Objective -
What is the number of lines containing "grandma"? Give only that number.

— Begin Dataset content —

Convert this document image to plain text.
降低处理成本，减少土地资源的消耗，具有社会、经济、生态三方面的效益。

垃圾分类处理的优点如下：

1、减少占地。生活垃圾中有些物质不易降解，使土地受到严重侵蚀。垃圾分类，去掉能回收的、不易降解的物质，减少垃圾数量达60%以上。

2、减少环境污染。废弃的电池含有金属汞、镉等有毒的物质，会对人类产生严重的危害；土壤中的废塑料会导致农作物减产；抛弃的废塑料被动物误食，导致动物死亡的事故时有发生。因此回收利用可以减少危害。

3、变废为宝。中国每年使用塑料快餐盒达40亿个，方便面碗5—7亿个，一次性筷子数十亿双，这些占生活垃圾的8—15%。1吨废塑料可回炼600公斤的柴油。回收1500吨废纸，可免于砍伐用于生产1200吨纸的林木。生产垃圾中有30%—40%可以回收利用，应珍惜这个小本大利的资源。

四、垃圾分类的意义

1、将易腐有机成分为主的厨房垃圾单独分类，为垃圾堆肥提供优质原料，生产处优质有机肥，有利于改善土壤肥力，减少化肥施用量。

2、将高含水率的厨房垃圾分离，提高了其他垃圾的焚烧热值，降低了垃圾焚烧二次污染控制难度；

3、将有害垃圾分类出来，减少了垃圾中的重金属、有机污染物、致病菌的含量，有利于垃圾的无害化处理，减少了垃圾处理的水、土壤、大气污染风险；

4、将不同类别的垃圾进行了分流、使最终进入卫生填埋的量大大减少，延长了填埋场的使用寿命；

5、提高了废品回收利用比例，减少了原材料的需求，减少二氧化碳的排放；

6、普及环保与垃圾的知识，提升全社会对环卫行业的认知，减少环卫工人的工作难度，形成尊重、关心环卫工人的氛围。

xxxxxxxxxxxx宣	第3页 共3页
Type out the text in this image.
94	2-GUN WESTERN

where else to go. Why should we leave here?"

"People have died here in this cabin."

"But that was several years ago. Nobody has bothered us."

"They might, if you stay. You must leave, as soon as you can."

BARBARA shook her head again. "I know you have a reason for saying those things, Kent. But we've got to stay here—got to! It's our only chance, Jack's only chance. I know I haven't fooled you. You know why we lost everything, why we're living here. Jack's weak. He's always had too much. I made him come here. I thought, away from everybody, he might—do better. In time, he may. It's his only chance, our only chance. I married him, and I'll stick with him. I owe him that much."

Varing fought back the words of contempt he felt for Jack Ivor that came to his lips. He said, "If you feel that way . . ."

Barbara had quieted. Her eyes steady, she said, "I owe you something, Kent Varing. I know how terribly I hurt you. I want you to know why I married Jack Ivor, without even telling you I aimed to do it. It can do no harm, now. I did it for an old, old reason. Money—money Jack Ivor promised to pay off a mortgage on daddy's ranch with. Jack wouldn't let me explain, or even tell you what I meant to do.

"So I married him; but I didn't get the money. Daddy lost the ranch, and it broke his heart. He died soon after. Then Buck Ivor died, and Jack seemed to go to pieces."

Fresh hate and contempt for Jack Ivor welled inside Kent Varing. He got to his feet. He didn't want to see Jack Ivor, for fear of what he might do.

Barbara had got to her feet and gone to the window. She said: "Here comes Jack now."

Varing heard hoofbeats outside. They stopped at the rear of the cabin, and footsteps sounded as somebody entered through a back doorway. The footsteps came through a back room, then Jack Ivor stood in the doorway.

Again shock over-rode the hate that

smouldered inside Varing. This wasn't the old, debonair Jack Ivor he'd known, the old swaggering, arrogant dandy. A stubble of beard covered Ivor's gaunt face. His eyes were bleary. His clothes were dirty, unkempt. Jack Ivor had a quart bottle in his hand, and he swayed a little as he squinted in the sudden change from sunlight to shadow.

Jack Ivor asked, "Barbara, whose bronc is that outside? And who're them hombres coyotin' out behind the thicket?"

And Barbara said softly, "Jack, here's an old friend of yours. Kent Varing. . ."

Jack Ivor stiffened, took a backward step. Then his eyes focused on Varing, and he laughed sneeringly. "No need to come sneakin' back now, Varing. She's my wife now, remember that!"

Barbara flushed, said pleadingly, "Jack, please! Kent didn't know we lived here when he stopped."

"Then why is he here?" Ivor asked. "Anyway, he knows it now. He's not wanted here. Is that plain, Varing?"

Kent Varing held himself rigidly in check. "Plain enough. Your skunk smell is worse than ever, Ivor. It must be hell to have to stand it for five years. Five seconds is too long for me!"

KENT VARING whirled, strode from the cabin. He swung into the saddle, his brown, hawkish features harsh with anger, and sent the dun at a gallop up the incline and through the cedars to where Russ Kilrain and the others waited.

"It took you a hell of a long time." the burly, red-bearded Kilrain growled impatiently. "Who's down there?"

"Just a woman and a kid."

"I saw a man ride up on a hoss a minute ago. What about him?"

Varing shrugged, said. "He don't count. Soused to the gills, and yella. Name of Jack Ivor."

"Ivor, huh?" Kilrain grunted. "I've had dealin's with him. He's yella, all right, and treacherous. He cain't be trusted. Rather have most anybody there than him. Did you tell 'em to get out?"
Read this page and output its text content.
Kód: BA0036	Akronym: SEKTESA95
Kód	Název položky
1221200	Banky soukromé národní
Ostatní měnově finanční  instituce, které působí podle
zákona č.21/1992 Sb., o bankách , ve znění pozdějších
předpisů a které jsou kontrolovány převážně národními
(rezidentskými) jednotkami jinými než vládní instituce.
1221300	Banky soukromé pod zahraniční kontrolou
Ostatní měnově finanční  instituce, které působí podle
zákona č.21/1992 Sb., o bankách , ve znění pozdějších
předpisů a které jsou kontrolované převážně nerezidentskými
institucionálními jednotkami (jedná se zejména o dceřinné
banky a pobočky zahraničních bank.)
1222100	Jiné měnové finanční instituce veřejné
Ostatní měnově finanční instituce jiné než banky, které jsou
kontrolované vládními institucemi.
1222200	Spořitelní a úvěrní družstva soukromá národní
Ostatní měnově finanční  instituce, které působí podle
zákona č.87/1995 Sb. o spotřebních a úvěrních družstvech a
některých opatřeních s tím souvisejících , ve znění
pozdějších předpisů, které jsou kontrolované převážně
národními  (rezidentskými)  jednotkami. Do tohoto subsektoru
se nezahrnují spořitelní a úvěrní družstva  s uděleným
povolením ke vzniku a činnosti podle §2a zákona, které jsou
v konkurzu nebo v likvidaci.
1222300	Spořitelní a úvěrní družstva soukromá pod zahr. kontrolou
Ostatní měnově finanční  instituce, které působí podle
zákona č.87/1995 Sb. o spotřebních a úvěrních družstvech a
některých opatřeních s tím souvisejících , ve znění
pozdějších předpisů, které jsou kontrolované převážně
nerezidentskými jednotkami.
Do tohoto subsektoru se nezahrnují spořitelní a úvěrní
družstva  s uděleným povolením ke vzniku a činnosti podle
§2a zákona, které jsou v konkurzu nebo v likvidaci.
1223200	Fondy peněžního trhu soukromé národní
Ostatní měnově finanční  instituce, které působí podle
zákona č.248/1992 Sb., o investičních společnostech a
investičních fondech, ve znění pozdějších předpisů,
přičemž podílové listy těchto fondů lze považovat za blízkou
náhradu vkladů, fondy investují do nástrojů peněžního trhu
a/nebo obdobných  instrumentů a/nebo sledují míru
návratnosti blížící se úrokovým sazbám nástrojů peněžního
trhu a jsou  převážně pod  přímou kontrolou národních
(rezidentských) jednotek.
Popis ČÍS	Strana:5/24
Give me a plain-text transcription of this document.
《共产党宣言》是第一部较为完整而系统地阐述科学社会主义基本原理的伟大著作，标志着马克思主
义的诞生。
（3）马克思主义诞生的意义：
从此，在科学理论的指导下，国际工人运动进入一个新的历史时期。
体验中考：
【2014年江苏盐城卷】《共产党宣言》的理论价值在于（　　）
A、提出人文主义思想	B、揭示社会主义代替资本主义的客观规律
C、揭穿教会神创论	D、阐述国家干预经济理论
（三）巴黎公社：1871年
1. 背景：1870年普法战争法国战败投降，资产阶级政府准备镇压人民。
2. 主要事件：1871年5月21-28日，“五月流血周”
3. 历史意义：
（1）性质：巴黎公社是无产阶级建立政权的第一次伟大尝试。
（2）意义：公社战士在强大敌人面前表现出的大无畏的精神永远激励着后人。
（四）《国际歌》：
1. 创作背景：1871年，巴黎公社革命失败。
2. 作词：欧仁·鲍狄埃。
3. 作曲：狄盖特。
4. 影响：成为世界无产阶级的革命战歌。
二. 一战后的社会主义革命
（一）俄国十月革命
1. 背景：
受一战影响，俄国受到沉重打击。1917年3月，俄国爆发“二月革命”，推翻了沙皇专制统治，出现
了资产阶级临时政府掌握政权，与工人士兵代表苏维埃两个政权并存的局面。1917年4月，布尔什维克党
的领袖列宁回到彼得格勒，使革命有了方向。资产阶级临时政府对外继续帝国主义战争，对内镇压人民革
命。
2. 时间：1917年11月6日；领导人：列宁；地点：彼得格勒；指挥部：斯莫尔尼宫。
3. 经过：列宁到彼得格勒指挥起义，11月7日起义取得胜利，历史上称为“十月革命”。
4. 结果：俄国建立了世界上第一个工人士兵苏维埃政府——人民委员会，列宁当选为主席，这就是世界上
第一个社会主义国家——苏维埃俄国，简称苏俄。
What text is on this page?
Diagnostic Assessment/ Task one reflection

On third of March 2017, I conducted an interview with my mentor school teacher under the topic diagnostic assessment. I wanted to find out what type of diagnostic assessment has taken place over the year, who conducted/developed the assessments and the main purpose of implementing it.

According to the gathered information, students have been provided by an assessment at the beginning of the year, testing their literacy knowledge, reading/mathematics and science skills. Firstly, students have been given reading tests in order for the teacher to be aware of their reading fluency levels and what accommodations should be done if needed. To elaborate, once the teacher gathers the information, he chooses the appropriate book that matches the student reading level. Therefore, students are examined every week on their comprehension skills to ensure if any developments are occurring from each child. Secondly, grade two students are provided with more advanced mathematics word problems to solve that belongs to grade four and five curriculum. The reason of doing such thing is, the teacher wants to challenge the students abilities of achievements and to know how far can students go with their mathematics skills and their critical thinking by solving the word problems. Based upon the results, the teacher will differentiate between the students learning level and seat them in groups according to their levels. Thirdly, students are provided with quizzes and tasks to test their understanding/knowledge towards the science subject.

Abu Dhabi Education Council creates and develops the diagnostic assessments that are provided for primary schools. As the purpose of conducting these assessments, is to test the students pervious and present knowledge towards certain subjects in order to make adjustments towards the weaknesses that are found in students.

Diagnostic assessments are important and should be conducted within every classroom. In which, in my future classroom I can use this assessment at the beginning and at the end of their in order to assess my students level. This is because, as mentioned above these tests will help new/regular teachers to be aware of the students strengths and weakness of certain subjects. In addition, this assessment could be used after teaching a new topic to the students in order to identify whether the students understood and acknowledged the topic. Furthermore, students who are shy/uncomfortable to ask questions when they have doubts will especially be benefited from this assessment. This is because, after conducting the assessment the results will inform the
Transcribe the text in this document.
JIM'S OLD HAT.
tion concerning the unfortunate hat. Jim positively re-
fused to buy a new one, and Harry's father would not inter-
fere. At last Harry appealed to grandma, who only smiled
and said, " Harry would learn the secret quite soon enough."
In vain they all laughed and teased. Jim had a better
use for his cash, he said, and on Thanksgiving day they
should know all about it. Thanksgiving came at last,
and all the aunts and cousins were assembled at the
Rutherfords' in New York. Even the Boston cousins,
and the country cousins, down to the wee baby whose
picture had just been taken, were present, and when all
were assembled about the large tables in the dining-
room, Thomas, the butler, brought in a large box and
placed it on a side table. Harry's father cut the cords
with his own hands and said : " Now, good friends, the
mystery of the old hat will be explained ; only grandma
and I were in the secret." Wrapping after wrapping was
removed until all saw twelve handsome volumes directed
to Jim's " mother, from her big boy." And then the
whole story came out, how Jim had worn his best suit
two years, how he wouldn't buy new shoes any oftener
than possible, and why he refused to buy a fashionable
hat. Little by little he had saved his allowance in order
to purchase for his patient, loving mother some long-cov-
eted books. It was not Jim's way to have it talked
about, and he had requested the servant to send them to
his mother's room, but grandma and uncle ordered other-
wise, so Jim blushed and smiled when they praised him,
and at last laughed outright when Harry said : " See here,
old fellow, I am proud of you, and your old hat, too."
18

— End Dataset content —

Output below -
3